# [Required work]
What follows is a listing; restate every line of it word for word.

# [Data for this exercise]
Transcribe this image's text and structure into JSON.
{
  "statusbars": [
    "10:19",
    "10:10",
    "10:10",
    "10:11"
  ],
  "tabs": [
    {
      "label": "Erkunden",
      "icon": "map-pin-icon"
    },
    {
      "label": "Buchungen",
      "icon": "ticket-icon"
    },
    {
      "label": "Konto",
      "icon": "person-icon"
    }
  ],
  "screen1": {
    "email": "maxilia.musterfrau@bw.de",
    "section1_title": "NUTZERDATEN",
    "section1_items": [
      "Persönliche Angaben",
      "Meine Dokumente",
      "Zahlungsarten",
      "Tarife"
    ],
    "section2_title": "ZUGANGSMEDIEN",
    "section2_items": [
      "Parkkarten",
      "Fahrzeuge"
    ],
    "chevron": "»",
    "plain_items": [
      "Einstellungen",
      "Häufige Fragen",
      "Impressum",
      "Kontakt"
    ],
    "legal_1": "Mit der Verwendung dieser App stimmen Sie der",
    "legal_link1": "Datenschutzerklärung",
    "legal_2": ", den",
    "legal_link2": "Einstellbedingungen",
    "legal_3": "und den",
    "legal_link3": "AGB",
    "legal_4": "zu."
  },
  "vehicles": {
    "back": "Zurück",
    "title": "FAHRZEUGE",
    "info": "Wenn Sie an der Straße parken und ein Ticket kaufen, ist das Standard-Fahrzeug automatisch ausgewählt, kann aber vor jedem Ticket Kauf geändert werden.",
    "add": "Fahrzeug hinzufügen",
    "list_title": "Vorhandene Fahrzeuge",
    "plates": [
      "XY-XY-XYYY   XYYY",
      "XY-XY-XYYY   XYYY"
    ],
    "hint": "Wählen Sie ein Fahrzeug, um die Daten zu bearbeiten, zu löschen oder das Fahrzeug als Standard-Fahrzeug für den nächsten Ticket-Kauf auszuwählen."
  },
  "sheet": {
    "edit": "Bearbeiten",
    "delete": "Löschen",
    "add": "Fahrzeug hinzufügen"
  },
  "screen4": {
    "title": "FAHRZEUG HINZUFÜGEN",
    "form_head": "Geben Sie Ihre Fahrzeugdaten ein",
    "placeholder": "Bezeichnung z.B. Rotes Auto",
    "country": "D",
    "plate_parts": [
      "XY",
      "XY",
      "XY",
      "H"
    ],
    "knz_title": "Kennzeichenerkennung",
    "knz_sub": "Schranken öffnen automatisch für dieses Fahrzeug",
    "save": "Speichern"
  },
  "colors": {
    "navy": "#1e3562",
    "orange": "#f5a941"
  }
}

# [The response]
Transcribe this image's text and structure into JSON.
{
  "statusbars": [
    "10:19",
    "10:10",
    "10:10",
    "10:11"
  ],
  "tabs": [
    {
      "label": "Erkunden",
      "icon": "map-pin-icon"
    },
    {
      "label": "Buchungen",
      "icon": "ticket-icon"
    },
    {
      "label": "Konto",
      "icon": "person-icon"
    }
  ],
  "screen1": {
    "email": "maxilia.musterfrau@bw.de",
    "section1_title": "NUTZERDATEN",
    "section1_items": [
      "Persönliche Angaben",
      "Meine Dokumente",
      "Zahlungsarten",
      "Tarife"
    ],
    "section2_title": "ZUGANGSMEDIEN",
    "section2_items": [
      "Parkkarten",
      "Fahrzeuge"
    ],
    "chevron": "»",
    "plain_items": [
      "Einstellungen",
      "Häufige Fragen",
      "Impressum",
      "Kontakt"
    ],
    "legal_1": "Mit der Verwendung dieser App stimmen Sie der",
    "legal_link1": "Datenschutzerklärung",
    "legal_2": ", den",
    "legal_link2": "Einstellbedingungen",
    "legal_3": "und den",
    "legal_link3": "AGB",
    "legal_4": "zu."
  },
  "vehicles": {
    "back": "Zurück",
    "title": "FAHRZEUGE",
    "info": "Wenn Sie an der Straße parken und ein Ticket kaufen, ist das Standard-Fahrzeug automatisch ausgewählt, kann aber vor jedem Ticket Kauf geändert werden.",
    "add": "Fahrzeug hinzufügen",
    "list_title": "Vorhandene Fahrzeuge",
    "plates": [
      "XY-XY-XYYY   XYYY",
      "XY-XY-XYYY   XYYY"
    ],
    "hint": "Wählen Sie ein Fahrzeug, um die Daten zu bearbeiten, zu löschen oder das Fahrzeug als Standard-Fahrzeug für den nächsten Ticket-Kauf auszuwählen."
  },
  "sheet": {
    "edit": "Bearbeiten",
    "delete": "Löschen",
    "add": "Fahrzeug hinzufügen"
  },
  "screen4": {
    "title": "FAHRZEUG HINZUFÜGEN",
    "form_head": "Geben Sie Ihre Fahrzeugdaten ein",
    "placeholder": "Bezeichnung z.B. Rotes Auto",
    "country": "D",
    "plate_parts": [
      "XY",
      "XY",
      "XY",
      "H"
    ],
    "knz_title": "Kennzeichenerkennung",
    "knz_sub": "Schranken öffnen automatisch für dieses Fahrzeug",
    "save": "Speichern"
  },
  "colors": {
    "navy": "#1e3562",
    "orange": "#f5a941"
  }
}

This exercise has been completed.